__THE PROBLEM__. Find and copy each line of the records where the string "JSON" shows up.

__DATA SHOWN__.
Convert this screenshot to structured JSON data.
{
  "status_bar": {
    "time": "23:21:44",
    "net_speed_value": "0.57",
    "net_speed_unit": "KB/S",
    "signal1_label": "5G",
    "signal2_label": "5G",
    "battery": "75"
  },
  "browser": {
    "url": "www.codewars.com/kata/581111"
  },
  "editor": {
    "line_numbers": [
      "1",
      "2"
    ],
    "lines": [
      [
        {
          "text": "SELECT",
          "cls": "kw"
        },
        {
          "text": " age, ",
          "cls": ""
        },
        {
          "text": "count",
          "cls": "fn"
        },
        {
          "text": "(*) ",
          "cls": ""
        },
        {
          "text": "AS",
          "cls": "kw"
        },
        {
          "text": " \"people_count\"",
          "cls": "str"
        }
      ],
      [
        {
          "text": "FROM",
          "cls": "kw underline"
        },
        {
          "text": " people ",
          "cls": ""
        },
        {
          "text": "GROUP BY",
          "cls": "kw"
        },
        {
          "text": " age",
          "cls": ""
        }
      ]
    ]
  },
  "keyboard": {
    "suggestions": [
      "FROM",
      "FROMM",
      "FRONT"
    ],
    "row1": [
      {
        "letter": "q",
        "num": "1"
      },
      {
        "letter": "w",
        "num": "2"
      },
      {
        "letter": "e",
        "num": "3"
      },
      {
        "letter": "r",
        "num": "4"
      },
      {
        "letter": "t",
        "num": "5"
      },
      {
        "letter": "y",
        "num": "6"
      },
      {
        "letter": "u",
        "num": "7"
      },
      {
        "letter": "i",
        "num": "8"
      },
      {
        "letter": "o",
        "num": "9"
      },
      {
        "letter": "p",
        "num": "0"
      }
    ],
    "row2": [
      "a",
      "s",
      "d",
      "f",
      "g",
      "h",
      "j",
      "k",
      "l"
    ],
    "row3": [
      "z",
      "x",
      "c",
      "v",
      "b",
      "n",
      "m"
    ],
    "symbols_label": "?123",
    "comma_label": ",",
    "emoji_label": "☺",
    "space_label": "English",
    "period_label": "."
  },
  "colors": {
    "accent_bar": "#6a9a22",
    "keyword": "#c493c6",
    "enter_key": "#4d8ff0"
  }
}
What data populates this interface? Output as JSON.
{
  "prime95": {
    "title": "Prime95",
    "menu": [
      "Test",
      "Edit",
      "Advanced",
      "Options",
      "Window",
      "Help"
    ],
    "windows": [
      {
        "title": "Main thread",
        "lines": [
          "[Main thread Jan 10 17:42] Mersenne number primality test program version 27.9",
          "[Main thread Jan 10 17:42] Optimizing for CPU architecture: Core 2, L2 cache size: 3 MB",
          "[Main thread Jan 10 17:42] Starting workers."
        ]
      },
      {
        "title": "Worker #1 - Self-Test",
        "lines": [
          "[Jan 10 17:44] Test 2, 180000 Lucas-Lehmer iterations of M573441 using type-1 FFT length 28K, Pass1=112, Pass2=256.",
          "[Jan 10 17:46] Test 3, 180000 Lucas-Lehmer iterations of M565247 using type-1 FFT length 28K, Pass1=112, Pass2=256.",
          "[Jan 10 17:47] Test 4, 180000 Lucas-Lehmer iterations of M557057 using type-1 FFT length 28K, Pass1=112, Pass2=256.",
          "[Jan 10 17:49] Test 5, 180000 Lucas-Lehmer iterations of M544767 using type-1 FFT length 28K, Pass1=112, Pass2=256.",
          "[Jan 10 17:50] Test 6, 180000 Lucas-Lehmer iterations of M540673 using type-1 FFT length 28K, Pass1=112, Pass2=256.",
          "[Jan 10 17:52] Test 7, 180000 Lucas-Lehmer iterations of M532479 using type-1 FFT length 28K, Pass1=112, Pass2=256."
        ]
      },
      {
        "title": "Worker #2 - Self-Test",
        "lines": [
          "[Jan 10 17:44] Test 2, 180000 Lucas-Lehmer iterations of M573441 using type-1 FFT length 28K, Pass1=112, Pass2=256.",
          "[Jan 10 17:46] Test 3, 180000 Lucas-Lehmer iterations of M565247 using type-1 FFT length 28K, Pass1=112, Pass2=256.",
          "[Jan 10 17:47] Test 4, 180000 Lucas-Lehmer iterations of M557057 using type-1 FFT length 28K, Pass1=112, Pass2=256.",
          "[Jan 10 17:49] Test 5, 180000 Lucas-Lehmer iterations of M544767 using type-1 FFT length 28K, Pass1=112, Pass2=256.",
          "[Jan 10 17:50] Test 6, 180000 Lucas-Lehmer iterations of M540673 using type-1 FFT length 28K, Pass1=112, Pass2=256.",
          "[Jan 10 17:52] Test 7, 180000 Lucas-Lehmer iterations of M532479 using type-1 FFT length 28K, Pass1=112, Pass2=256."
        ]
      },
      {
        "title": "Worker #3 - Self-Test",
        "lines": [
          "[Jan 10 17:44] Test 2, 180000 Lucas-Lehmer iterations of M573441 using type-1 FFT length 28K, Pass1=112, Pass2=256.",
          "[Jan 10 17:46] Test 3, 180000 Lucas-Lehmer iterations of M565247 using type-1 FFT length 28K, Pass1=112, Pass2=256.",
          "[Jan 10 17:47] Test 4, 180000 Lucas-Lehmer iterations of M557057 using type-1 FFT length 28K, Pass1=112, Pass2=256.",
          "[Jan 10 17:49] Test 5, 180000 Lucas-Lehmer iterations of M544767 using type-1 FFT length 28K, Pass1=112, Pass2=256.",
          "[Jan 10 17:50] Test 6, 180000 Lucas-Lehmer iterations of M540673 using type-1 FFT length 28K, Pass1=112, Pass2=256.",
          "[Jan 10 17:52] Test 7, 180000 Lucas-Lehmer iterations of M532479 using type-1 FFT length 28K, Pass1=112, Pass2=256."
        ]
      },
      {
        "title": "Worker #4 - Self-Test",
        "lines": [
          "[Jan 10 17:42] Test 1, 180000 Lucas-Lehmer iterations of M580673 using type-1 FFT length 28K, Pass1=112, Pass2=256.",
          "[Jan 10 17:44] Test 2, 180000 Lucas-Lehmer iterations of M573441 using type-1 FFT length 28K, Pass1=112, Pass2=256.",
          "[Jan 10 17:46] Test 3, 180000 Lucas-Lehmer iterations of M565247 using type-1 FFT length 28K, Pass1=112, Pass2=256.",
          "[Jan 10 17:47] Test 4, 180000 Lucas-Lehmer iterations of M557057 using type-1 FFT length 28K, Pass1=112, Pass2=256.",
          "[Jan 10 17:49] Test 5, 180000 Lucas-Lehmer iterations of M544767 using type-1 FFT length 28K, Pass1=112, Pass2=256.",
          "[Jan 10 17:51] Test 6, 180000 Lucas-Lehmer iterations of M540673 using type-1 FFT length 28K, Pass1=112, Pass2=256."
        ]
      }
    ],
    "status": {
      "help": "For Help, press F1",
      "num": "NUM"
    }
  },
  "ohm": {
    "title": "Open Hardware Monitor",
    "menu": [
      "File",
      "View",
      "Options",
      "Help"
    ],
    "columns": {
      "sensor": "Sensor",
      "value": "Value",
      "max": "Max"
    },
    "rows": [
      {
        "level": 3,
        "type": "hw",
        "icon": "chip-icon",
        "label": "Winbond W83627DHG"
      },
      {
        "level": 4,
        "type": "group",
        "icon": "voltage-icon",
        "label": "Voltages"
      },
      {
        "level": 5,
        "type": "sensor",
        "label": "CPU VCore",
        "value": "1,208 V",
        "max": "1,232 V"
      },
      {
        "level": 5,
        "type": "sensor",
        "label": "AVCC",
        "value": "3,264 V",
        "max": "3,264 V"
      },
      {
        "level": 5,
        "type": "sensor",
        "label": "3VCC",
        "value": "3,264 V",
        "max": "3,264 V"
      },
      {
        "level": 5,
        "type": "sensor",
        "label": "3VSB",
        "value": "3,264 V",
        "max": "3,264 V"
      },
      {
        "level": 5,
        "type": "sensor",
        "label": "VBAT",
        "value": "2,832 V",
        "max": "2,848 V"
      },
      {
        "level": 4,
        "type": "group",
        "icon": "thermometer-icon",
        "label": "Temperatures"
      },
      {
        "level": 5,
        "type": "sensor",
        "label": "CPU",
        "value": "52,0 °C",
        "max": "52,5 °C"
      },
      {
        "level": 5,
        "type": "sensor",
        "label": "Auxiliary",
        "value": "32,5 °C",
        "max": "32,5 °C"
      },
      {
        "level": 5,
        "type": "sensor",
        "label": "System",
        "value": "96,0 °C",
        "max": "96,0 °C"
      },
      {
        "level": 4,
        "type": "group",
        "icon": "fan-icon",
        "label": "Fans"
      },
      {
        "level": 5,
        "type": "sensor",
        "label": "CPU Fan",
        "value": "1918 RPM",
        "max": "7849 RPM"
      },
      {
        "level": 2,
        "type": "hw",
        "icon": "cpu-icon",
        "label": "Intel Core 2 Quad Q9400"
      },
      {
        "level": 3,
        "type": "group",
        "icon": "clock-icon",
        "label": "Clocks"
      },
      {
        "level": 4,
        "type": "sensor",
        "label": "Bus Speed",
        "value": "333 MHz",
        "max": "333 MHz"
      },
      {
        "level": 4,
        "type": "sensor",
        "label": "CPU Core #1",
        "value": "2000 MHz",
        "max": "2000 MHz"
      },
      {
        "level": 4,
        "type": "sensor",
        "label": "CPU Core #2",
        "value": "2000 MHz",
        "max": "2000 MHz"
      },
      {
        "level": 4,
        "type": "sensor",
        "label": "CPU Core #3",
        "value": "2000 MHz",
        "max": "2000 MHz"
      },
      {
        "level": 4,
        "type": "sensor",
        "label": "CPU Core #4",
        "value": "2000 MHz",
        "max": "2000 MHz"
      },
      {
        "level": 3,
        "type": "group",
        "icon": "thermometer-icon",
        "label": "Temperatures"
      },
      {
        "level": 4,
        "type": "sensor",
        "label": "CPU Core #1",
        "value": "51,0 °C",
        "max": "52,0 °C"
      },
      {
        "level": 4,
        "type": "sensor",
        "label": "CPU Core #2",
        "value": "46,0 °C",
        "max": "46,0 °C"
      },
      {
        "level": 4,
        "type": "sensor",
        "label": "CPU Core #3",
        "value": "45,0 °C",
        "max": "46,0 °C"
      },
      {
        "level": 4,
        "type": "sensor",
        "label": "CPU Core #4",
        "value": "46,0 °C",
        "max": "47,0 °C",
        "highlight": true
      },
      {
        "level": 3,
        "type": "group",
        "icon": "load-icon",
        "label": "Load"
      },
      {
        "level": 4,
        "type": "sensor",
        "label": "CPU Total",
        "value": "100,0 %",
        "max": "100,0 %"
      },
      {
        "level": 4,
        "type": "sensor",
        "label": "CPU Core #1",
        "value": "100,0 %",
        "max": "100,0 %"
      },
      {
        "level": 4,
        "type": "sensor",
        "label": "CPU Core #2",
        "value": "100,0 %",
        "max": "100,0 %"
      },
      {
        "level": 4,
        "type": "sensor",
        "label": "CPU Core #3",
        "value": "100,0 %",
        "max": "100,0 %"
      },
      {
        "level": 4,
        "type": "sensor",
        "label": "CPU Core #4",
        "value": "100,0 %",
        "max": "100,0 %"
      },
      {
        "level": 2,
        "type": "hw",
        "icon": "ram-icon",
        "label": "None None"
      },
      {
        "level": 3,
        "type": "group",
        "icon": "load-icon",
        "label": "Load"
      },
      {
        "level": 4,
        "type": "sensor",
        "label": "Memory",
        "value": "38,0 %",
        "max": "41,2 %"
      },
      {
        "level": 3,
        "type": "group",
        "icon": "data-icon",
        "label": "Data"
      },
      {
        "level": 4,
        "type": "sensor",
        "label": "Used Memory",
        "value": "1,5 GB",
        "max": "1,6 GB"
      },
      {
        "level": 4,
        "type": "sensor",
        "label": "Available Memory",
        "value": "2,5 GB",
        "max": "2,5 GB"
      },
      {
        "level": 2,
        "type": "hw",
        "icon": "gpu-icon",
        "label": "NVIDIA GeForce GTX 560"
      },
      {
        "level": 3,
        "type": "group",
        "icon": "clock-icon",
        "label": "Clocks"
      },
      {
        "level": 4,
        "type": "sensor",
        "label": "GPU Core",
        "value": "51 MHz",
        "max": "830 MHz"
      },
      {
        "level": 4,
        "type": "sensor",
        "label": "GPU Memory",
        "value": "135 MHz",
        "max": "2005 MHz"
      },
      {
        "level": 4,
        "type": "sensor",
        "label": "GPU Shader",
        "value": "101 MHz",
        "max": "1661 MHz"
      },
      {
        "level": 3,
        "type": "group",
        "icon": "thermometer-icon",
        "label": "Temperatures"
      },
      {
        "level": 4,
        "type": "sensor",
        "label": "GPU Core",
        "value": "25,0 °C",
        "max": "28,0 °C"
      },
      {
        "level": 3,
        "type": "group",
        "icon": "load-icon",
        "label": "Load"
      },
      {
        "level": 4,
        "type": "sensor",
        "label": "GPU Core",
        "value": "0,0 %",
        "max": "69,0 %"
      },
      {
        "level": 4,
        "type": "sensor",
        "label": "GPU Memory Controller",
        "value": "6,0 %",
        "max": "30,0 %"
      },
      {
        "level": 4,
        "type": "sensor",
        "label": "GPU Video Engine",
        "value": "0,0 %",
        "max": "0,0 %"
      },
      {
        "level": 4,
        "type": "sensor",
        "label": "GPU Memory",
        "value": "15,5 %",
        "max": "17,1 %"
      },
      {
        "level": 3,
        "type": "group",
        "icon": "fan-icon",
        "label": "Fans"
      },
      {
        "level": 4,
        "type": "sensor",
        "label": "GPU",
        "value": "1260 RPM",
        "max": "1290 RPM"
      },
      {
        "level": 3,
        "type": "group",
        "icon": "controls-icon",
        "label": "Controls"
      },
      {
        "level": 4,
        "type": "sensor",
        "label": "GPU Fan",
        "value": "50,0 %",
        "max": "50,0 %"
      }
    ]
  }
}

__ANSWER TO THE PROBLEM__.
Convert this screenshot to structured JSON data.
What data populates this interface? Output as JSON.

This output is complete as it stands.